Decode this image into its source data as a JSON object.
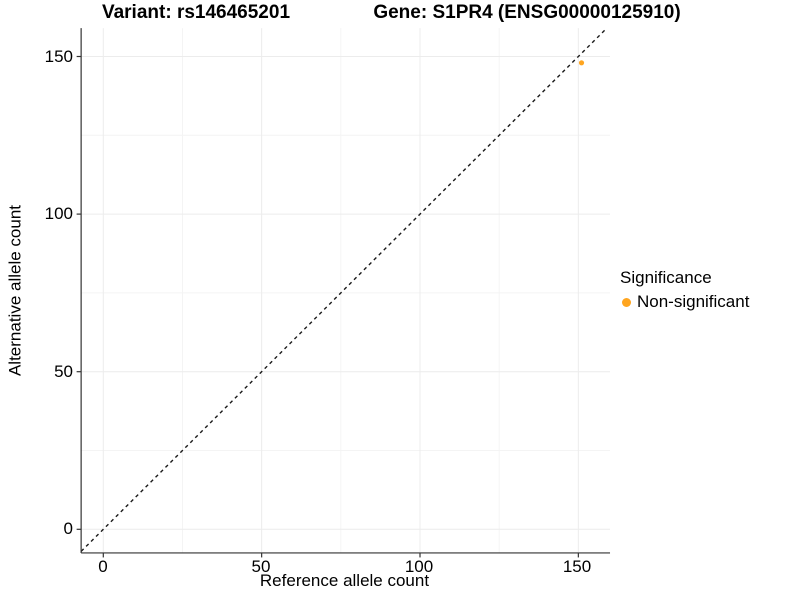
{
  "titles": {
    "variant": "Variant: rs146465201",
    "gene": "Gene: S1PR4 (ENSG00000125910)"
  },
  "chart_data": {
    "type": "scatter",
    "xlabel": "Reference allele count",
    "ylabel": "Alternative allele count",
    "x_ticks": [
      0,
      50,
      100,
      150
    ],
    "y_ticks": [
      0,
      50,
      100,
      150
    ],
    "x_tick_labels": [
      "0",
      "50",
      "100",
      "150"
    ],
    "y_tick_labels": [
      "0",
      "50",
      "100",
      "150"
    ],
    "x_minor_ticks": [
      25,
      75,
      125
    ],
    "y_minor_ticks": [
      25,
      75,
      125
    ],
    "xlim": [
      -7,
      160
    ],
    "ylim": [
      -7.5,
      159
    ],
    "grid": "major+minor",
    "points": [
      {
        "x": 151,
        "y": 148,
        "series": "Non-significant",
        "color": "#FFA51F"
      }
    ],
    "reference_line": {
      "type": "identity",
      "slope": 1,
      "intercept": 0,
      "style": "dashed",
      "color": "#1a1a1a"
    },
    "legend": {
      "title": "Significance",
      "position": "right",
      "entries": [
        {
          "label": "Non-significant",
          "color": "#FFA51F"
        }
      ]
    },
    "colors": {
      "major_grid": "#ececec",
      "minor_grid": "#f4f4f4",
      "axis_line": "#333333"
    }
  }
}
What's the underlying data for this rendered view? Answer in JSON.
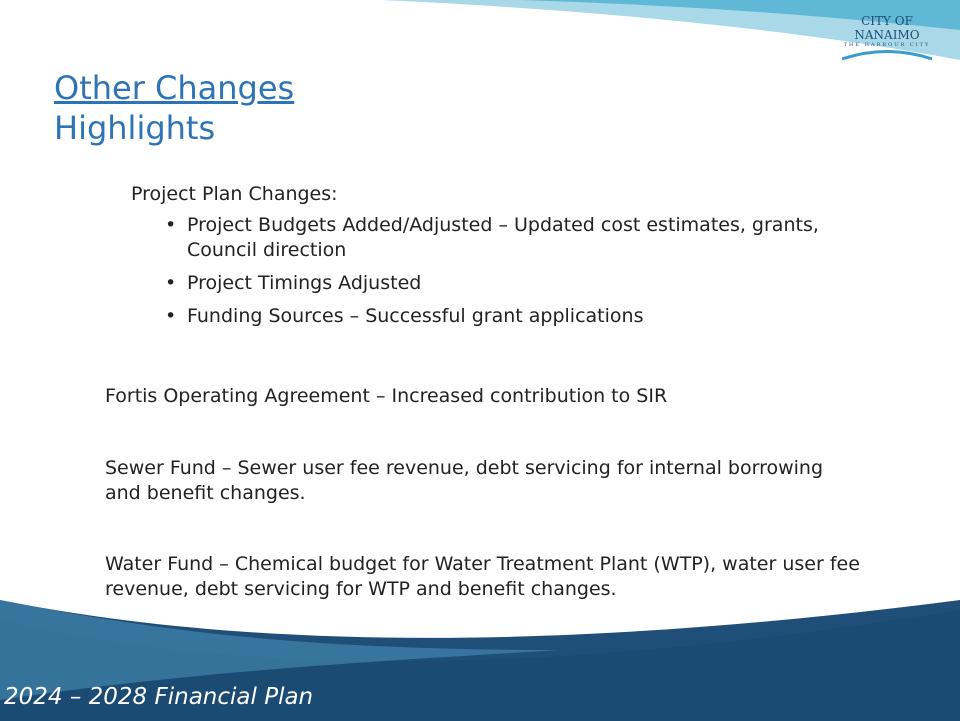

---

* **WHAT IS EXPECTED**: Output a faithful copy of the data, with each picture left out.

* **RESULT OF THE EXERCISE**:
Decode this image into its source data as a JSON object.
{
  "titles": {
    "variant": "Variant: rs146465201",
    "gene": "Gene: S1PR4 (ENSG00000125910)"
  },
  "chart_data": {
    "type": "scatter",
    "xlabel": "Reference allele count",
    "ylabel": "Alternative allele count",
    "x_ticks": [
      0,
      50,
      100,
      150
    ],
    "y_ticks": [
      0,
      50,
      100,
      150
    ],
    "x_tick_labels": [
      "0",
      "50",
      "100",
      "150"
    ],
    "y_tick_labels": [
      "0",
      "50",
      "100",
      "150"
    ],
    "x_minor_ticks": [
      25,
      75,
      125
    ],
    "y_minor_ticks": [
      25,
      75,
      125
    ],
    "xlim": [
      -7,
      160
    ],
    "ylim": [
      -7.5,
      159
    ],
    "grid": "major+minor",
    "points": [
      {
        "x": 151,
        "y": 148,
        "series": "Non-significant",
        "color": "#FFA51F"
      }
    ],
    "reference_line": {
      "type": "identity",
      "slope": 1,
      "intercept": 0,
      "style": "dashed",
      "color": "#1a1a1a"
    },
    "legend": {
      "title": "Significance",
      "position": "right",
      "entries": [
        {
          "label": "Non-significant",
          "color": "#FFA51F"
        }
      ]
    },
    "colors": {
      "major_grid": "#ececec",
      "minor_grid": "#f4f4f4",
      "axis_line": "#333333"
    }
  }
}
What's the underlying data for this rendered view? Answer in JSON.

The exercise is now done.